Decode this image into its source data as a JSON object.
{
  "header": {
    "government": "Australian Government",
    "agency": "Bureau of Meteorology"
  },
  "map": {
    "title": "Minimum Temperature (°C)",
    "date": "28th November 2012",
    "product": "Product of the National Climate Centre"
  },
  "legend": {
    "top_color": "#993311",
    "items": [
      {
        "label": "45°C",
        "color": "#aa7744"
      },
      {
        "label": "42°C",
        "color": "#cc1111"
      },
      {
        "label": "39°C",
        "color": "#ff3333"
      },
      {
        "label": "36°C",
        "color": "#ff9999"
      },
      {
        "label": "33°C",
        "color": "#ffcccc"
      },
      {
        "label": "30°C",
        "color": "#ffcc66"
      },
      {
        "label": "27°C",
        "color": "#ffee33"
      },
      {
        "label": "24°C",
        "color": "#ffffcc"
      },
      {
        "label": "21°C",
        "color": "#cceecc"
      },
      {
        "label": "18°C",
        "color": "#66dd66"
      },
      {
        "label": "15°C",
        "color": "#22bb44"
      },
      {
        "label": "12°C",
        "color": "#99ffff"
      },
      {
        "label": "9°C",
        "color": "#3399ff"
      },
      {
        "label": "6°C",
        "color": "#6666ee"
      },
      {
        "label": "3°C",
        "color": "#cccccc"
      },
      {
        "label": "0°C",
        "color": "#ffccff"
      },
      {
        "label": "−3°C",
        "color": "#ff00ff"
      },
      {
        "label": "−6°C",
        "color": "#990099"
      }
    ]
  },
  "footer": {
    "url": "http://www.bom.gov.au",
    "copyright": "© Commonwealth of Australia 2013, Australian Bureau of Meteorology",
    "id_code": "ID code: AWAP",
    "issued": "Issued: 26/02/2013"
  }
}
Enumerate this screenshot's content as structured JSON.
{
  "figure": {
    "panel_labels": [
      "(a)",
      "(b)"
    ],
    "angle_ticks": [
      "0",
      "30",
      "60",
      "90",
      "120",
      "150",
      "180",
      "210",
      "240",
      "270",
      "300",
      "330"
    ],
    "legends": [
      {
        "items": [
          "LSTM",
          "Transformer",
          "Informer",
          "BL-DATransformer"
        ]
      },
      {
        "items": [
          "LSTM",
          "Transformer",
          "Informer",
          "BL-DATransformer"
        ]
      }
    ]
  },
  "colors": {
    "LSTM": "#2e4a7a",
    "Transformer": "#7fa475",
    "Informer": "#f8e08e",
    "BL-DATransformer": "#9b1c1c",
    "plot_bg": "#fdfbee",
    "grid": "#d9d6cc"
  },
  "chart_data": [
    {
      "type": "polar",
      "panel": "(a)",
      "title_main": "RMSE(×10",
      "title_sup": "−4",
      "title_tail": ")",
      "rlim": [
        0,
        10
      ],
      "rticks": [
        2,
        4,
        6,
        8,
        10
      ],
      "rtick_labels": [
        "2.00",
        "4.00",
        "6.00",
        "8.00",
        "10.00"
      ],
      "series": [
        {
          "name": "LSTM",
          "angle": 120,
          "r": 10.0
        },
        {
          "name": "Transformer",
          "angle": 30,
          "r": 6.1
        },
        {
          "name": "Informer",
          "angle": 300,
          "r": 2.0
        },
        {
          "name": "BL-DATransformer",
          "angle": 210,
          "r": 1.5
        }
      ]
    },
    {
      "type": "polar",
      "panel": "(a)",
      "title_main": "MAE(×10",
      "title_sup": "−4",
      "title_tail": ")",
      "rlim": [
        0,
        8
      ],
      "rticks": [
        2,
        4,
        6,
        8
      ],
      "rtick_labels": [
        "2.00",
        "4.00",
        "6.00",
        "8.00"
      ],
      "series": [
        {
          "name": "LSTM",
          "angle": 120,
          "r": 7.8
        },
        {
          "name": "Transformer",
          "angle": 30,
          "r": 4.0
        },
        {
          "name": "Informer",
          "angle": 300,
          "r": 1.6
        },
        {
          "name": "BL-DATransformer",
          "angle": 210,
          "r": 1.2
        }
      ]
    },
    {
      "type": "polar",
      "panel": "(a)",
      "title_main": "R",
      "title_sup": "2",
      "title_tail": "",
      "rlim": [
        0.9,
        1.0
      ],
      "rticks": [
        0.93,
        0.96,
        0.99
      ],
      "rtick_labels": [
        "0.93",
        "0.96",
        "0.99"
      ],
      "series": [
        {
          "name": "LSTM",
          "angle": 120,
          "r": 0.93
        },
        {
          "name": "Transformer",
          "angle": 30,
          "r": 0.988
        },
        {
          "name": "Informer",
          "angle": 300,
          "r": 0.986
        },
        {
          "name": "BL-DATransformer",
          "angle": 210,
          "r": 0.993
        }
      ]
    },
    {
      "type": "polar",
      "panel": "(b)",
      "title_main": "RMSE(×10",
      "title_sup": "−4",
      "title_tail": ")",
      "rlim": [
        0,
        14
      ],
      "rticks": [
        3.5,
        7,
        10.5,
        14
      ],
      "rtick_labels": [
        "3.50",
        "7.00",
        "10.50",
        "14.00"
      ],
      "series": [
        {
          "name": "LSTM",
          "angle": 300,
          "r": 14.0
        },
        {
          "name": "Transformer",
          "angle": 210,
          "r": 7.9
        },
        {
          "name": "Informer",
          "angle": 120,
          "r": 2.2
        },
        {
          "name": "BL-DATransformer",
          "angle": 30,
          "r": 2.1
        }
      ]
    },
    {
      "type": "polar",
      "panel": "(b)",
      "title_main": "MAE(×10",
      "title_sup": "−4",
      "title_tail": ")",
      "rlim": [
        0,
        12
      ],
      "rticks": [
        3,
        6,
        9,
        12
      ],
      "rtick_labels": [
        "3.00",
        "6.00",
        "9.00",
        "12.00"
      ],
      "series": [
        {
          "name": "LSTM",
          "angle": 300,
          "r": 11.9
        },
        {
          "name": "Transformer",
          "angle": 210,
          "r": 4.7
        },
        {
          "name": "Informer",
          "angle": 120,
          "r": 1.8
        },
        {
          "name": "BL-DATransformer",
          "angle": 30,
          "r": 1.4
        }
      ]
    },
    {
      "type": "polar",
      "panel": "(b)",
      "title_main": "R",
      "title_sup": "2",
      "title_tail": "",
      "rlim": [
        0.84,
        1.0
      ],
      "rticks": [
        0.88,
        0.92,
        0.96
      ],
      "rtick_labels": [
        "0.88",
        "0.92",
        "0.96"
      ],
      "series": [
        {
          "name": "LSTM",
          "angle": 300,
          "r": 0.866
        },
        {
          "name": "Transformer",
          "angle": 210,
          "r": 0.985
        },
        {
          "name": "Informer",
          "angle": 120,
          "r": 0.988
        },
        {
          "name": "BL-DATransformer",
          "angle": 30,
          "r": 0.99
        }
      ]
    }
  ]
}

----------

→ **INSTRUCTIONS FOR THE TASK**: Type out the entries again, word for word.

→ **EXERCISE RESPONSE**:
Decode this image into its source data as a JSON object.
{
  "header": {
    "government": "Australian Government",
    "agency": "Bureau of Meteorology"
  },
  "map": {
    "title": "Minimum Temperature (°C)",
    "date": "28th November 2012",
    "product": "Product of the National Climate Centre"
  },
  "legend": {
    "top_color": "#993311",
    "items": [
      {
        "label": "45°C",
        "color": "#aa7744"
      },
      {
        "label": "42°C",
        "color": "#cc1111"
      },
      {
        "label": "39°C",
        "color": "#ff3333"
      },
      {
        "label": "36°C",
        "color": "#ff9999"
      },
      {
        "label": "33°C",
        "color": "#ffcccc"
      },
      {
        "label": "30°C",
        "color": "#ffcc66"
      },
      {
        "label": "27°C",
        "color": "#ffee33"
      },
      {
        "label": "24°C",
        "color": "#ffffcc"
      },
      {
        "label": "21°C",
        "color": "#cceecc"
      },
      {
        "label": "18°C",
        "color": "#66dd66"
      },
      {
        "label": "15°C",
        "color": "#22bb44"
      },
      {
        "label": "12°C",
        "color": "#99ffff"
      },
      {
        "label": "9°C",
        "color": "#3399ff"
      },
      {
        "label": "6°C",
        "color": "#6666ee"
      },
      {
        "label": "3°C",
        "color": "#cccccc"
      },
      {
        "label": "0°C",
        "color": "#ffccff"
      },
      {
        "label": "−3°C",
        "color": "#ff00ff"
      },
      {
        "label": "−6°C",
        "color": "#990099"
      }
    ]
  },
  "footer": {
    "url": "http://www.bom.gov.au",
    "copyright": "© Commonwealth of Australia 2013, Australian Bureau of Meteorology",
    "id_code": "ID code: AWAP",
    "issued": "Issued: 26/02/2013"
  }
}
Enumerate this screenshot's content as structured JSON.
{
  "figure": {
    "panel_labels": [
      "(a)",
      "(b)"
    ],
    "angle_ticks": [
      "0",
      "30",
      "60",
      "90",
      "120",
      "150",
      "180",
      "210",
      "240",
      "270",
      "300",
      "330"
    ],
    "legends": [
      {
        "items": [
          "LSTM",
          "Transformer",
          "Informer",
          "BL-DATransformer"
        ]
      },
      {
        "items": [
          "LSTM",
          "Transformer",
          "Informer",
          "BL-DATransformer"
        ]
      }
    ]
  },
  "colors": {
    "LSTM": "#2e4a7a",
    "Transformer": "#7fa475",
    "Informer": "#f8e08e",
    "BL-DATransformer": "#9b1c1c",
    "plot_bg": "#fdfbee",
    "grid": "#d9d6cc"
  },
  "chart_data": [
    {
      "type": "polar",
      "panel": "(a)",
      "title_main": "RMSE(×10",
      "title_sup": "−4",
      "title_tail": ")",
      "rlim": [
        0,
        10
      ],
      "rticks": [
        2,
        4,
        6,
        8,
        10
      ],
      "rtick_labels": [
        "2.00",
        "4.00",
        "6.00",
        "8.00",
        "10.00"
      ],
      "series": [
        {
          "name": "LSTM",
          "angle": 120,
          "r": 10.0
        },
        {
          "name": "Transformer",
          "angle": 30,
          "r": 6.1
        },
        {
          "name": "Informer",
          "angle": 300,
          "r": 2.0
        },
        {
          "name": "BL-DATransformer",
          "angle": 210,
          "r": 1.5
        }
      ]
    },
    {
      "type": "polar",
      "panel": "(a)",
      "title_main": "MAE(×10",
      "title_sup": "−4",
      "title_tail": ")",
      "rlim": [
        0,
        8
      ],
      "rticks": [
        2,
        4,
        6,
        8
      ],
      "rtick_labels": [
        "2.00",
        "4.00",
        "6.00",
        "8.00"
      ],
      "series": [
        {
          "name": "LSTM",
          "angle": 120,
          "r": 7.8
        },
        {
          "name": "Transformer",
          "angle": 30,
          "r": 4.0
        },
        {
          "name": "Informer",
          "angle": 300,
          "r": 1.6
        },
        {
          "name": "BL-DATransformer",
          "angle": 210,
          "r": 1.2
        }
      ]
    },
    {
      "type": "polar",
      "panel": "(a)",
      "title_main": "R",
      "title_sup": "2",
      "title_tail": "",
      "rlim": [
        0.9,
        1.0
      ],
      "rticks": [
        0.93,
        0.96,
        0.99
      ],
      "rtick_labels": [
        "0.93",
        "0.96",
        "0.99"
      ],
      "series": [
        {
          "name": "LSTM",
          "angle": 120,
          "r": 0.93
        },
        {
          "name": "Transformer",
          "angle": 30,
          "r": 0.988
        },
        {
          "name": "Informer",
          "angle": 300,
          "r": 0.986
        },
        {
          "name": "BL-DATransformer",
          "angle": 210,
          "r": 0.993
        }
      ]
    },
    {
      "type": "polar",
      "panel": "(b)",
      "title_main": "RMSE(×10",
      "title_sup": "−4",
      "title_tail": ")",
      "rlim": [
        0,
        14
      ],
      "rticks": [
        3.5,
        7,
        10.5,
        14
      ],
      "rtick_labels": [
        "3.50",
        "7.00",
        "10.50",
        "14.00"
      ],
      "series": [
        {
          "name": "LSTM",
          "angle": 300,
          "r": 14.0
        },
        {
          "name": "Transformer",
          "angle": 210,
          "r": 7.9
        },
        {
          "name": "Informer",
          "angle": 120,
          "r": 2.2
        },
        {
          "name": "BL-DATransformer",
          "angle": 30,
          "r": 2.1
        }
      ]
    },
    {
      "type": "polar",
      "panel": "(b)",
      "title_main": "MAE(×10",
      "title_sup": "−4",
      "title_tail": ")",
      "rlim": [
        0,
        12
      ],
      "rticks": [
        3,
        6,
        9,
        12
      ],
      "rtick_labels": [
        "3.00",
        "6.00",
        "9.00",
        "12.00"
      ],
      "series": [
        {
          "name": "LSTM",
          "angle": 300,
          "r": 11.9
        },
        {
          "name": "Transformer",
          "angle": 210,
          "r": 4.7
        },
        {
          "name": "Informer",
          "angle": 120,
          "r": 1.8
        },
        {
          "name": "BL-DATransformer",
          "angle": 30,
          "r": 1.4
        }
      ]
    },
    {
      "type": "polar",
      "panel": "(b)",
      "title_main": "R",
      "title_sup": "2",
      "title_tail": "",
      "rlim": [
        0.84,
        1.0
      ],
      "rticks": [
        0.88,
        0.92,
        0.96
      ],
      "rtick_labels": [
        "0.88",
        "0.92",
        "0.96"
      ],
      "series": [
        {
          "name": "LSTM",
          "angle": 300,
          "r": 0.866
        },
        {
          "name": "Transformer",
          "angle": 210,
          "r": 0.985
        },
        {
          "name": "Informer",
          "angle": 120,
          "r": 0.988
        },
        {
          "name": "BL-DATransformer",
          "angle": 30,
          "r": 0.99
        }
      ]
    }
  ]
}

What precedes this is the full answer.